→ **Rows**
--------------------------------

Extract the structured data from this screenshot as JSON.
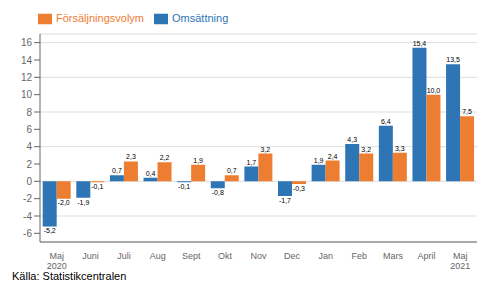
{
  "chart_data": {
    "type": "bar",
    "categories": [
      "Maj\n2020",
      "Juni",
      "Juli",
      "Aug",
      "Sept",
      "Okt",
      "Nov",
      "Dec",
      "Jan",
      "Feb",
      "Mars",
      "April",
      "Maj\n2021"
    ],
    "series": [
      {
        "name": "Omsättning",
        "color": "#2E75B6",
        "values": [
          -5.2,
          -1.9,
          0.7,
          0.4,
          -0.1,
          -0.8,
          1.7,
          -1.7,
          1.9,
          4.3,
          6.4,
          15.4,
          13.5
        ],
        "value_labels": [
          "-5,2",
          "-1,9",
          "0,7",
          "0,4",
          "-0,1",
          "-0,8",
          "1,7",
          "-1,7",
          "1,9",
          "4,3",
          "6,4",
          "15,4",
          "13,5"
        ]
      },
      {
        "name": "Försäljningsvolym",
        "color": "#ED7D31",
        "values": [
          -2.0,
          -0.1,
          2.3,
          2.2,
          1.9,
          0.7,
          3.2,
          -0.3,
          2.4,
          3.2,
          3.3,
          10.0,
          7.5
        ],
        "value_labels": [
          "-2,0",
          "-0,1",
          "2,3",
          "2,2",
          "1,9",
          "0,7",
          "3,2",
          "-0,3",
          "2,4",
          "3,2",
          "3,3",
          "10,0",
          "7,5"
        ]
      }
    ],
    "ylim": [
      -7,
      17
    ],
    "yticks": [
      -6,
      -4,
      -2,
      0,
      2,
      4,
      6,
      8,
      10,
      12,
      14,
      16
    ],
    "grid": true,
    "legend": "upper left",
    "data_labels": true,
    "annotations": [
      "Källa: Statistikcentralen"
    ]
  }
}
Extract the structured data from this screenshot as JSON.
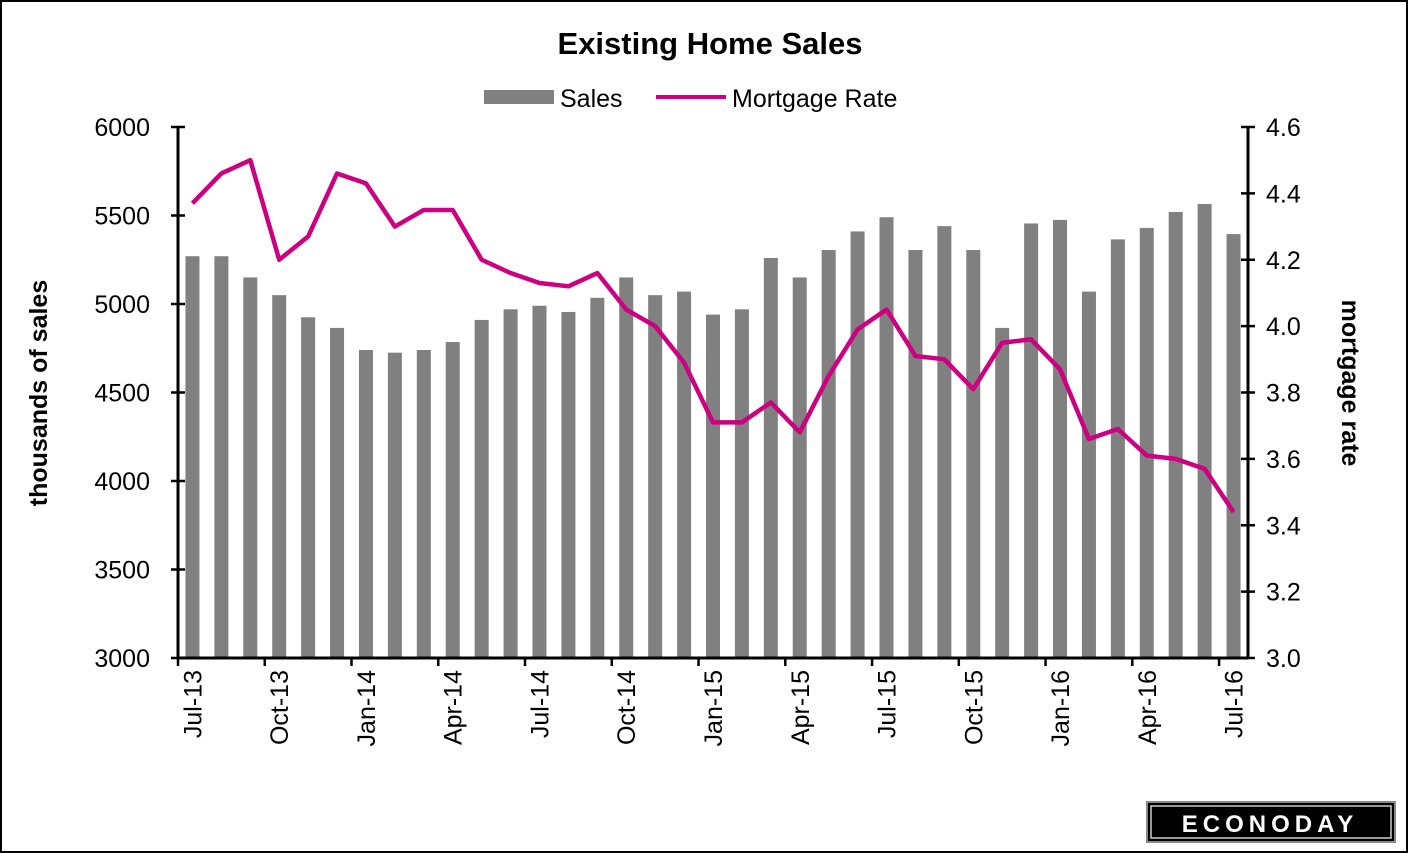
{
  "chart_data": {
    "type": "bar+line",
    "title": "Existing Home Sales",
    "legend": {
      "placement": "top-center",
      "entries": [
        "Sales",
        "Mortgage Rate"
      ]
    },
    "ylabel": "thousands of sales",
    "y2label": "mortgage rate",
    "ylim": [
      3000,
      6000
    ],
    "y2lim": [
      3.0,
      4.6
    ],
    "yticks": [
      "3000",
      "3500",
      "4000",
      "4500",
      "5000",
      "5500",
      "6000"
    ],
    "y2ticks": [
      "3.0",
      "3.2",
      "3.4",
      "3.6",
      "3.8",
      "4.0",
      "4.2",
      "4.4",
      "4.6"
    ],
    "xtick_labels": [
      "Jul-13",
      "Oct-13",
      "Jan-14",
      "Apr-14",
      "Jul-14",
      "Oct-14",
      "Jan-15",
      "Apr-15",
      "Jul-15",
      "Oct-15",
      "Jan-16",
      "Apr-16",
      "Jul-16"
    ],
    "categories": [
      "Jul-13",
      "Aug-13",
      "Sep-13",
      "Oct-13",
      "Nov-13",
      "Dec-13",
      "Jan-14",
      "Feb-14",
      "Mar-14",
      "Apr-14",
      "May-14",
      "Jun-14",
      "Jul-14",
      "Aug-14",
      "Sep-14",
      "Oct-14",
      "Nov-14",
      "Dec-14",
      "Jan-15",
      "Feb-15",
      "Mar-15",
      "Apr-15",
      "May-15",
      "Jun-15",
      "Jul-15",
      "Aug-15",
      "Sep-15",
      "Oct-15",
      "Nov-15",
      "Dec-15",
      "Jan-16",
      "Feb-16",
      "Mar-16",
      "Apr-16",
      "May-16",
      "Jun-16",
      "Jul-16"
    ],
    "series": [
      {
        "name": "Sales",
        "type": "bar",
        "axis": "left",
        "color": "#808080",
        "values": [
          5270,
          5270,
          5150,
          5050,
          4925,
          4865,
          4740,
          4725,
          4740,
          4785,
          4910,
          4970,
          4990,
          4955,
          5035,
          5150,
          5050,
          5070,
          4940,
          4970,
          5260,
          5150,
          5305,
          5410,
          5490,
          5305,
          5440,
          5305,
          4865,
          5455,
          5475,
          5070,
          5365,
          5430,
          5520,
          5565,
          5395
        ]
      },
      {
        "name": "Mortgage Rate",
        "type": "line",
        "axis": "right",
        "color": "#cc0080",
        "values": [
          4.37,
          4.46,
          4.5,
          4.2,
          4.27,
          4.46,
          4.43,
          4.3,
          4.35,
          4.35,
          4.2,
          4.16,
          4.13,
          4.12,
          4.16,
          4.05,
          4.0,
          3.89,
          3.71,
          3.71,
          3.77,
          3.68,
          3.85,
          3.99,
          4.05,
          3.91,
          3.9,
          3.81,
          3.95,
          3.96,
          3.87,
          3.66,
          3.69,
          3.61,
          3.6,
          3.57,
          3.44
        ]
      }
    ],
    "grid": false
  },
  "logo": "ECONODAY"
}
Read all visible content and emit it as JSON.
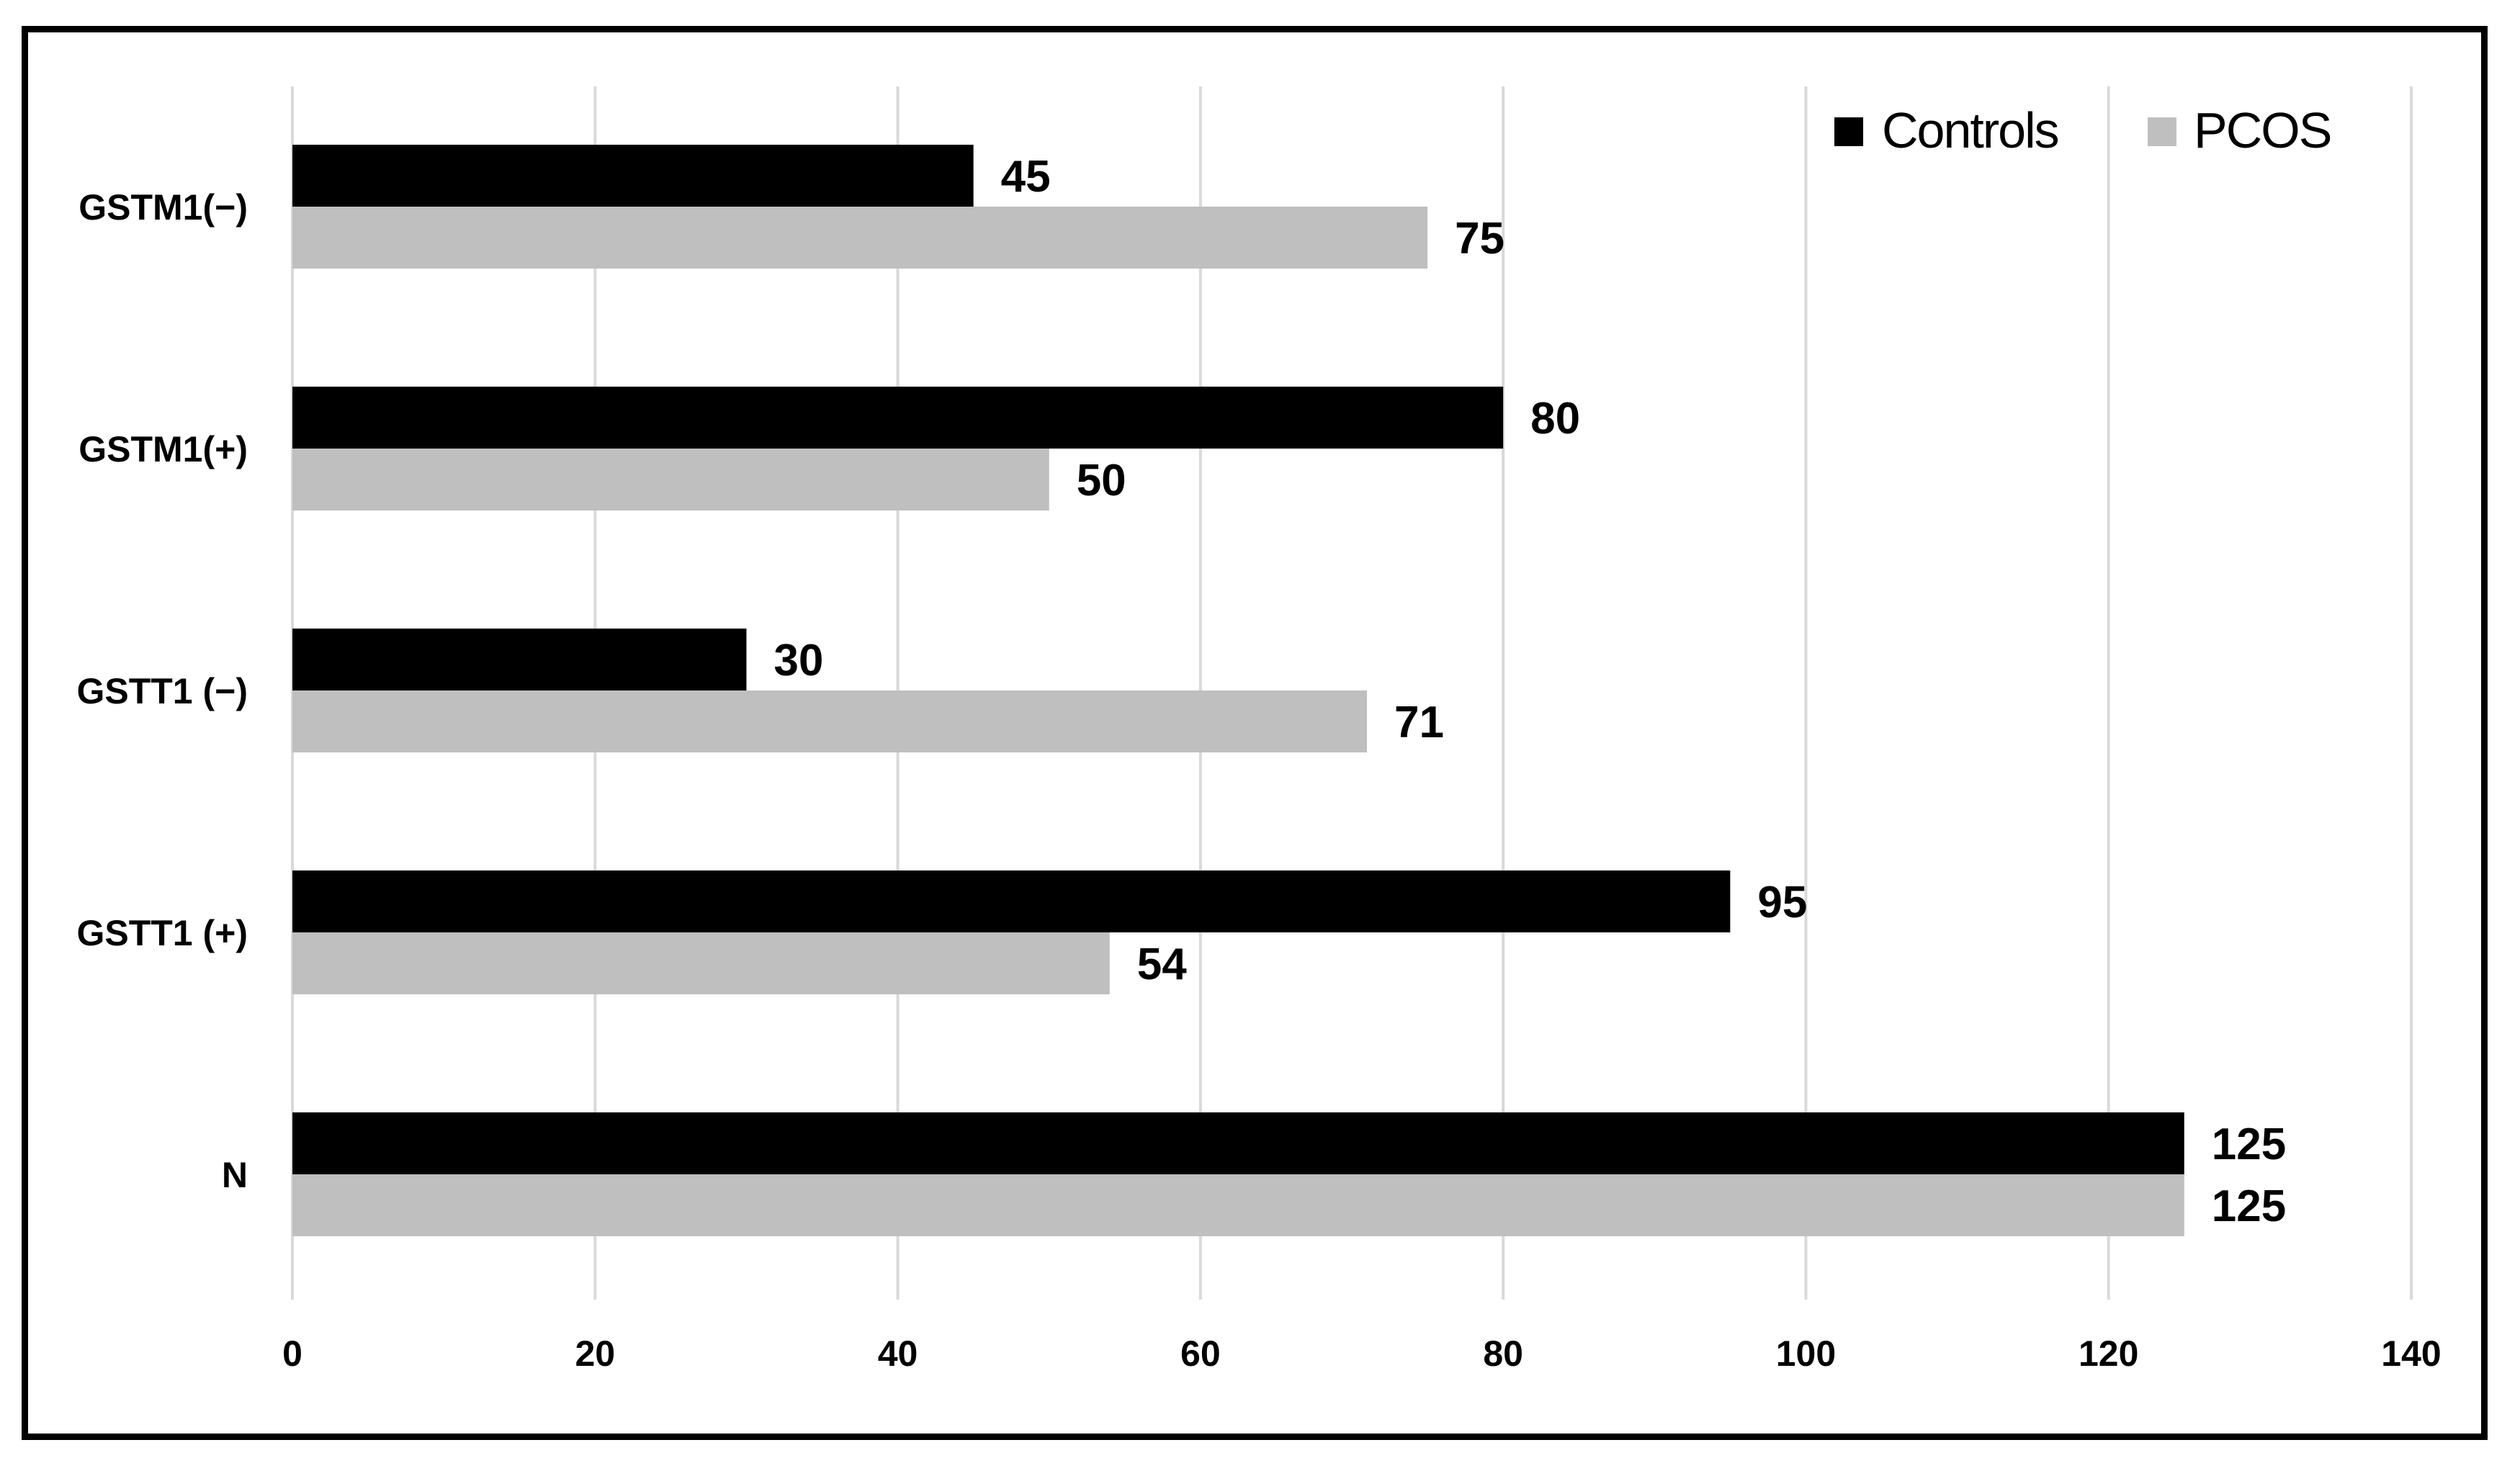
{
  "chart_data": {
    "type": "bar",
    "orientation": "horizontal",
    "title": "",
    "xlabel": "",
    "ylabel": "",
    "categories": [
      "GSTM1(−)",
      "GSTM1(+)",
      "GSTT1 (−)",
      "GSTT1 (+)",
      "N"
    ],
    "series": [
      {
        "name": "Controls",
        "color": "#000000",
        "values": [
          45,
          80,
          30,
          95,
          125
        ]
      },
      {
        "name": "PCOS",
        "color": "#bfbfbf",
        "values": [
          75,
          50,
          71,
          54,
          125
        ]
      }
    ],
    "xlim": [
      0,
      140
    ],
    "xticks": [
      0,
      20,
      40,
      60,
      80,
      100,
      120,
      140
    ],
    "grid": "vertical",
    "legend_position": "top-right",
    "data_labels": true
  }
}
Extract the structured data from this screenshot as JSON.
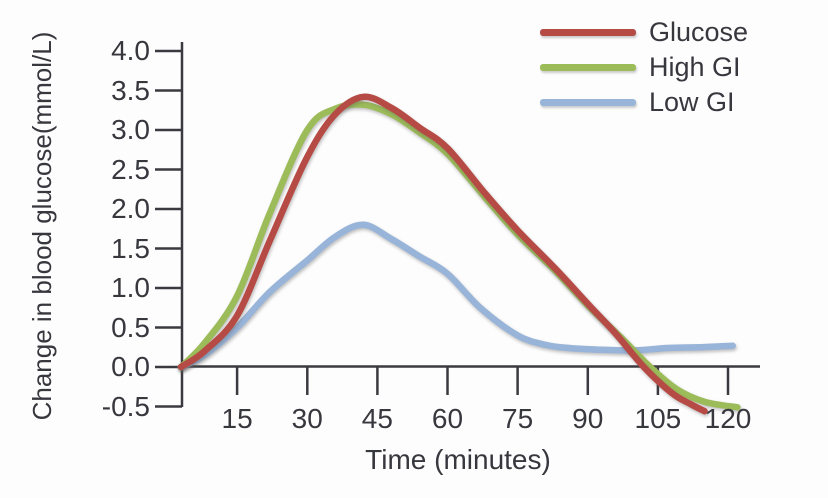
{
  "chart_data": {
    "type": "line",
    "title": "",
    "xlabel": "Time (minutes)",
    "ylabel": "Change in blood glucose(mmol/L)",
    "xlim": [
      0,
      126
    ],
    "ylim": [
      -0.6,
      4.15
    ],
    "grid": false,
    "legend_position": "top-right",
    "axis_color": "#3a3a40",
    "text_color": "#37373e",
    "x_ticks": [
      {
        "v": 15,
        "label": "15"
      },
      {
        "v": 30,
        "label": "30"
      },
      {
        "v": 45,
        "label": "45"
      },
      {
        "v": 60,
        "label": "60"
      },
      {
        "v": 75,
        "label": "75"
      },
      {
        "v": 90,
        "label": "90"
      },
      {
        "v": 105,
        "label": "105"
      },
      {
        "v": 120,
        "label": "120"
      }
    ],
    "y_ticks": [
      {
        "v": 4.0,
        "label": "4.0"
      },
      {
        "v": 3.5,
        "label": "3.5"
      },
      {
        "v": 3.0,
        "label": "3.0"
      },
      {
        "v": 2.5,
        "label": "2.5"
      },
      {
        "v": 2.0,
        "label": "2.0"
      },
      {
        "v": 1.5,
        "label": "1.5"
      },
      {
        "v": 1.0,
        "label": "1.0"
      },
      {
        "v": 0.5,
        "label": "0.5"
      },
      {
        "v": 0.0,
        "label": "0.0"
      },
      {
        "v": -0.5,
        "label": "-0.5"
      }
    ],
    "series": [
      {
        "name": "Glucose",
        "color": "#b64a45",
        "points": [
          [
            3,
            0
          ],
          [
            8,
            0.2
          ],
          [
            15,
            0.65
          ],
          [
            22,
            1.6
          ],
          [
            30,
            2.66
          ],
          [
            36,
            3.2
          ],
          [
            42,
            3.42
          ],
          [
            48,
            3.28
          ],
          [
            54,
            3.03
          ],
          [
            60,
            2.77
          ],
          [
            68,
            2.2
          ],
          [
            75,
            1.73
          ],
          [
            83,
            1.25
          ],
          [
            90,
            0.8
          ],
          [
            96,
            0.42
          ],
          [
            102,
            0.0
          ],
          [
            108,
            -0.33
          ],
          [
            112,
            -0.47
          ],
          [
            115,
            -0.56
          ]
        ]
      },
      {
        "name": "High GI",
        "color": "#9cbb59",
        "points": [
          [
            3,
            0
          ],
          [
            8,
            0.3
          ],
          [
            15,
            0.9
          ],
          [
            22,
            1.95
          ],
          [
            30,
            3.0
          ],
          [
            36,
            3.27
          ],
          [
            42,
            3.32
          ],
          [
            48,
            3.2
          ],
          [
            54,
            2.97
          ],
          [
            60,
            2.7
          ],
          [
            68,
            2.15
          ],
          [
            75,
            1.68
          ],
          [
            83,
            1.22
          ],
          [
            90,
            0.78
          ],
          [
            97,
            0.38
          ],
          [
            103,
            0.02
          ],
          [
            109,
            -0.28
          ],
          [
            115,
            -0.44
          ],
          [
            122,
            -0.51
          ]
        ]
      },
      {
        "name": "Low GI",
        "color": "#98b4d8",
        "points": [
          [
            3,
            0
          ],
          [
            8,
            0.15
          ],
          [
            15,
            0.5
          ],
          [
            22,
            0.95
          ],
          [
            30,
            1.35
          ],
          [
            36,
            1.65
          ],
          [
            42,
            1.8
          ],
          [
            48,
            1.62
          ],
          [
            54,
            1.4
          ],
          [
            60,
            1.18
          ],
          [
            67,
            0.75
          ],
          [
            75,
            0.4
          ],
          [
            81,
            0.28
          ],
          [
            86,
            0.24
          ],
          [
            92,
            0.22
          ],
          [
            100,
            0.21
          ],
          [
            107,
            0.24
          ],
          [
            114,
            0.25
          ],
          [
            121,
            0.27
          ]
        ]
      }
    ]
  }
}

--------------------------------

→ **Short exercise**
Copy each line from the data above that includes "type".

→ **Solution to the exercise**
    "type": "bar",
    "type": "bar+line",
        "type": "bar",
        "type": "line",
    "type": "bar",
    "type": "line",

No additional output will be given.